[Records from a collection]
──────────────────────────────

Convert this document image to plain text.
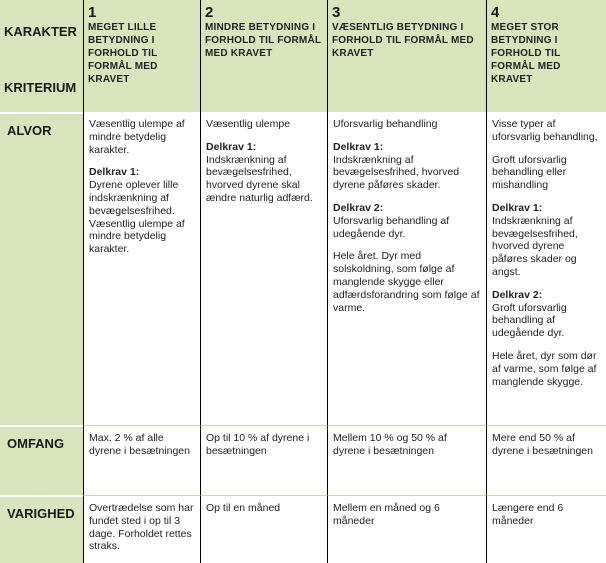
KARAKTER
KRITERIUM
1
MEGET LILLE BETYDNING I FORHOLD TIL FORMÅL MED KRAVET
2
MINDRE BETYDNING I FORHOLD TIL FORMÅL MED KRAVET
3
VÆSENTLIG BETYDNING I FORHOLD TIL FORMÅL MED KRAVET
4
MEGET STOR BETYDNING I FORHOLD TIL FORMÅL MED KRAVET
ALVOR	Væsentlig ulempe af mindre betydelig karakter.

Delkrav 1:

Dyrene oplever lille indskrænkning af bevægelsesfrihed. Væsentlig ulempe af mindre betydelig karakter.

Væsentlig ulempe

Delkrav 1:

Indskrænkning af bevægelsesfrihed, hvorved dyrene skal ændre naturlig adfærd.

Uforsvarlig behandling

Delkrav 1:

Indskrænkning af bevægelsesfrihed, hvorved dyrene påføres skader.

Delkrav 2:

Uforsvarlig behandling af udegående dyr.

Hele året. Dyr med solskoldning, som følge af manglende skygge eller adfærdsforandring som følge af varme.

Visse typer af uforsvarlig behandling,

Groft uforsvarlig behandling eller mishandling

Delkrav 1:

Indskrænkning af bevægelsesfrihed, hvorved dyrene påføres skader og angst.

Delkrav 2:

Groft uforsvarlig behandling af udegående dyr.

Hele året, dyr som dør af varme, som følge af manglende skygge.

OMFANG Max. 2 % af alle dyrene i besætningen

Op til 10 % af dyrene i besætningen

Mellem 10 % og 50 % af dyrene i besætningen

Mere end 50 % af dyrene i besætningen

VARIGHED Overtrædelse som har fundet sted i op til 3 dage. Forholdet rettes straks.

Op til en måned	Mellem en måned og 6 måneder

Længere end 6 måneder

──────────────────────────────

*STATED PROBLEM*
Which lines hold the string "varme"? List them all.

*TASK SOLUTION*
Hele året. Dyr med solskoldning, som følge af manglende skygge eller adfærdsforandring som følge af varme.
Hele året, dyr som dør af varme, som følge af manglende skygge.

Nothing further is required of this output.